ACTION ITEM: Check each line of the material, and show the ones that include the word "hätte".
======== DATA TO EXAMINE
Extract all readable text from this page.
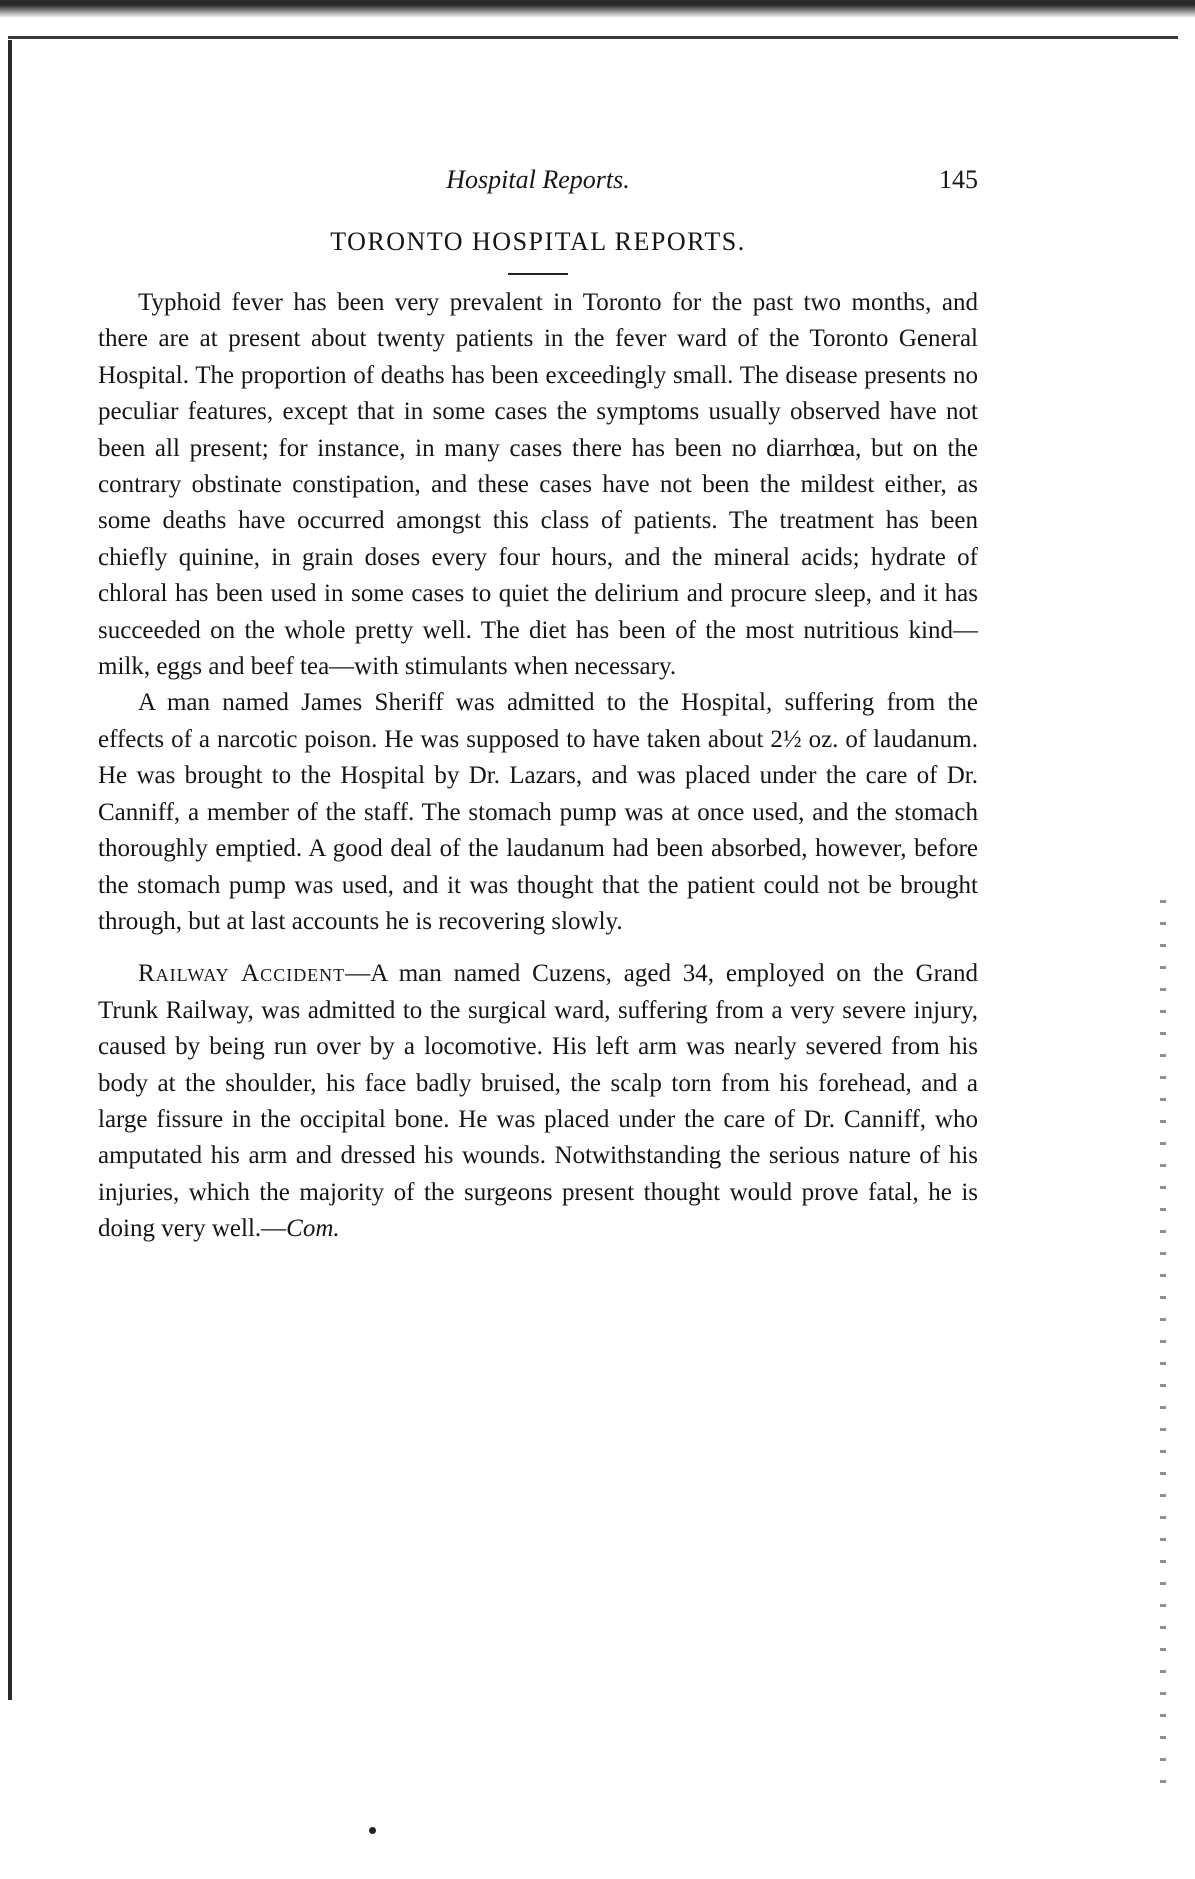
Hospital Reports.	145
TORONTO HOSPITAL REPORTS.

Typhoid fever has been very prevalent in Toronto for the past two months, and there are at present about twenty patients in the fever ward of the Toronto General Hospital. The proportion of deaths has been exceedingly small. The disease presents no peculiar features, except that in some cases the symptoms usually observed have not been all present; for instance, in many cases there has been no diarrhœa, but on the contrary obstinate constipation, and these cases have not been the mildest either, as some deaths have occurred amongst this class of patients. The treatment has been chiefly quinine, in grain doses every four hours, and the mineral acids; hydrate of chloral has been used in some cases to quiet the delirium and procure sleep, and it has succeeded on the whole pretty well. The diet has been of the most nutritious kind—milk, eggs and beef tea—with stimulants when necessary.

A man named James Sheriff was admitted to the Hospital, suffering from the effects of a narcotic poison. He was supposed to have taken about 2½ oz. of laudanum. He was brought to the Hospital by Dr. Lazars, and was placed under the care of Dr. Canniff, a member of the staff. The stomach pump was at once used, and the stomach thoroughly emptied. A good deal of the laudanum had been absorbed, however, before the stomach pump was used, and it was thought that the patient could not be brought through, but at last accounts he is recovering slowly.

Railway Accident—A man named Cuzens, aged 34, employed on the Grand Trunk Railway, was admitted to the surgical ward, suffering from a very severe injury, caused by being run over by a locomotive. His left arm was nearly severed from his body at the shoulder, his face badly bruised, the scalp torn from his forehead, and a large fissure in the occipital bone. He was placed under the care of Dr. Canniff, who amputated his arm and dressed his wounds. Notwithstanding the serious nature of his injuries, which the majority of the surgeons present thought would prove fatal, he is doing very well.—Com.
================
======== DATA TO EXAMINE
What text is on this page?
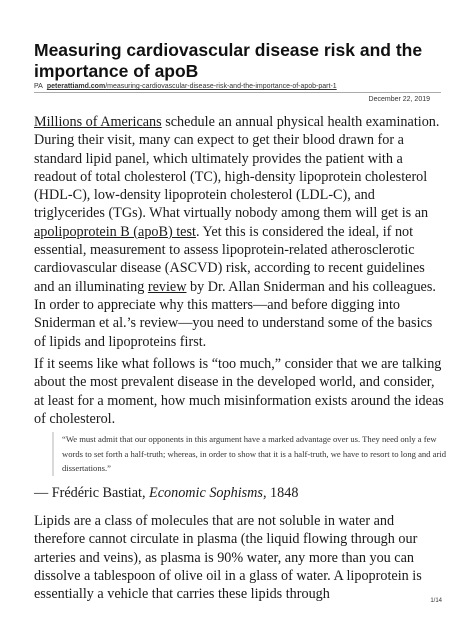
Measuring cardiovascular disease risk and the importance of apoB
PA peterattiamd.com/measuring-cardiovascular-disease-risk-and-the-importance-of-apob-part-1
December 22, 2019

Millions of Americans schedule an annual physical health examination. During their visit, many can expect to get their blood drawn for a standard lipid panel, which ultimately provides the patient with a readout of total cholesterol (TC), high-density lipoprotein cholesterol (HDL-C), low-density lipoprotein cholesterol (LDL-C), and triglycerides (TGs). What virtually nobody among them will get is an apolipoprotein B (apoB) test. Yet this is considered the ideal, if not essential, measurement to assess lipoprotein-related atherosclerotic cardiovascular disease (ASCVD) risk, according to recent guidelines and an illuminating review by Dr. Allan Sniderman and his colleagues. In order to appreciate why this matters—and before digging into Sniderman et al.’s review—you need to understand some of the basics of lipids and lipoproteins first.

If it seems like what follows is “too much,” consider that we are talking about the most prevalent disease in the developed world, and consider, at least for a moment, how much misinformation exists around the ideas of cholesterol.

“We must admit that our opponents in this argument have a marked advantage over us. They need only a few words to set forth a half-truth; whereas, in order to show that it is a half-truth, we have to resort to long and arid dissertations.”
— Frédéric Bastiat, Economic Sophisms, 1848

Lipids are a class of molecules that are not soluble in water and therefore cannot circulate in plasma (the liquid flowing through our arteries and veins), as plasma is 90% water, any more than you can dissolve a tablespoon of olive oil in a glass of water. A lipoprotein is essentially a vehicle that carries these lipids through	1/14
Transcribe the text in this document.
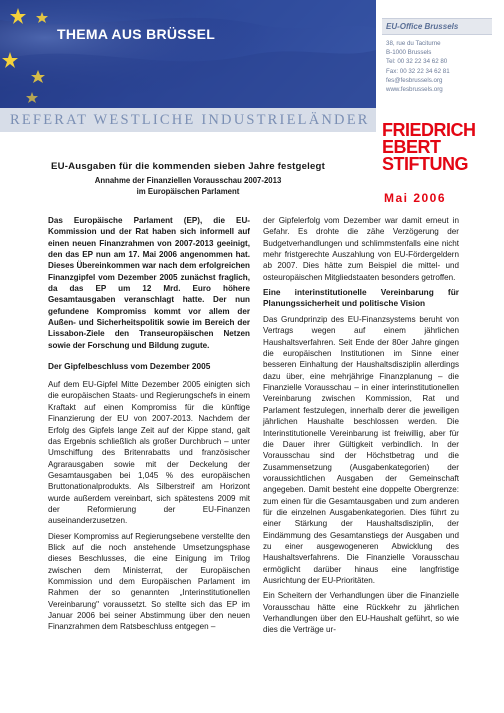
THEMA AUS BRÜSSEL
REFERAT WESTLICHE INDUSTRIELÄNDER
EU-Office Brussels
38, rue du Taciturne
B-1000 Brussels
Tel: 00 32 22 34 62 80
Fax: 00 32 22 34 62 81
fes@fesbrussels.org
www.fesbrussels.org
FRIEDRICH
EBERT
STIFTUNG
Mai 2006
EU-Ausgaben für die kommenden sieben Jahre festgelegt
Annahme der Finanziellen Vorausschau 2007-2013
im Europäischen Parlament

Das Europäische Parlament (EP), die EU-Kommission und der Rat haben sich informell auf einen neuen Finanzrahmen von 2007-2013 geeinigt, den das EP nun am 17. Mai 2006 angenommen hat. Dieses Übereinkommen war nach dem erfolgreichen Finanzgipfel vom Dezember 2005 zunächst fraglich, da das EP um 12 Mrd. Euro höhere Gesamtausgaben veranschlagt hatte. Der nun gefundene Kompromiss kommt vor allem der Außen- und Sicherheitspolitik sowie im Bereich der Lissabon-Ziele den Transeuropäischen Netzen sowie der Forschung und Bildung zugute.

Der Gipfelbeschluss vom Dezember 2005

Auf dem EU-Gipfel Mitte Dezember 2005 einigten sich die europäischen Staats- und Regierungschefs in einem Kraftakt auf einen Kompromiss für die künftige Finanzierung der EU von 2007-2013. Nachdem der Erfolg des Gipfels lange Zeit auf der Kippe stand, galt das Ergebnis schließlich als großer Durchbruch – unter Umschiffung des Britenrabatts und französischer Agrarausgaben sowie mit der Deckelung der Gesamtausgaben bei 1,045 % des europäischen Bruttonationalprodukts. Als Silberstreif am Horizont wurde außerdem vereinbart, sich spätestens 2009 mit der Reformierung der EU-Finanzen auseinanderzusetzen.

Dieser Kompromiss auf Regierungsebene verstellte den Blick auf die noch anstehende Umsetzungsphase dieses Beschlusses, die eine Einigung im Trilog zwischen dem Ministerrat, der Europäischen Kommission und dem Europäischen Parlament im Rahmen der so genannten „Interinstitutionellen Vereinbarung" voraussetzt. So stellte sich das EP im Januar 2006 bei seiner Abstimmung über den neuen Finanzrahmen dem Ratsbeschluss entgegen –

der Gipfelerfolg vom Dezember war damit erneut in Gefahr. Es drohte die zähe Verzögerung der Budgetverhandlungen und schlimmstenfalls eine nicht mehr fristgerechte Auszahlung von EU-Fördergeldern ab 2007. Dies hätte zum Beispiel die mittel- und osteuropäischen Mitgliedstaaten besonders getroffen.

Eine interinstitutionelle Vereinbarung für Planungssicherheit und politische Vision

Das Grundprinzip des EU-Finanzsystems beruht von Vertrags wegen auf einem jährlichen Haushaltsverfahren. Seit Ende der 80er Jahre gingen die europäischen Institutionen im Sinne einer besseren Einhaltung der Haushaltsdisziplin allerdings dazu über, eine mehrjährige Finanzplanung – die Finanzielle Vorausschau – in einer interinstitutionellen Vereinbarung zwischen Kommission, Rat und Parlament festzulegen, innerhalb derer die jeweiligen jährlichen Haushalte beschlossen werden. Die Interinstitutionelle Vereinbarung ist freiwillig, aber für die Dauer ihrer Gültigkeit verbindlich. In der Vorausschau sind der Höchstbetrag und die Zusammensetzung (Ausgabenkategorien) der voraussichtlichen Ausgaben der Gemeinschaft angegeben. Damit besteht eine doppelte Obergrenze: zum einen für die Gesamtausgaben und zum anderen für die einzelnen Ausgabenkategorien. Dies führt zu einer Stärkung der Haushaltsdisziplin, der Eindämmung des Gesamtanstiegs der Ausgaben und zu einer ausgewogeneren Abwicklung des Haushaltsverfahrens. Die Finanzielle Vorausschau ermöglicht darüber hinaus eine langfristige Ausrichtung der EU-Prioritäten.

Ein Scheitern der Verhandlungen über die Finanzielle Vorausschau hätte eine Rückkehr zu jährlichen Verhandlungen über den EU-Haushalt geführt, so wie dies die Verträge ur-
================
ANSWER TO THE PROBLEM:
der Gipfelerfolg vom Dezember war damit erneut in Gefahr. Es drohte die zähe Verzögerung der Budgetverhandlungen und schlimmstenfalls eine nicht mehr fristgerechte Auszahlung von EU-Fördergeldern ab 2007. Dies hätte zum Beispiel die mittel- und osteuropäischen Mitgliedstaaten besonders getroffen.
Ein Scheitern der Verhandlungen über die Finanzielle Vorausschau hätte eine Rückkehr zu jährlichen Verhandlungen über den EU-Haushalt geführt, so wie dies die Verträge ur-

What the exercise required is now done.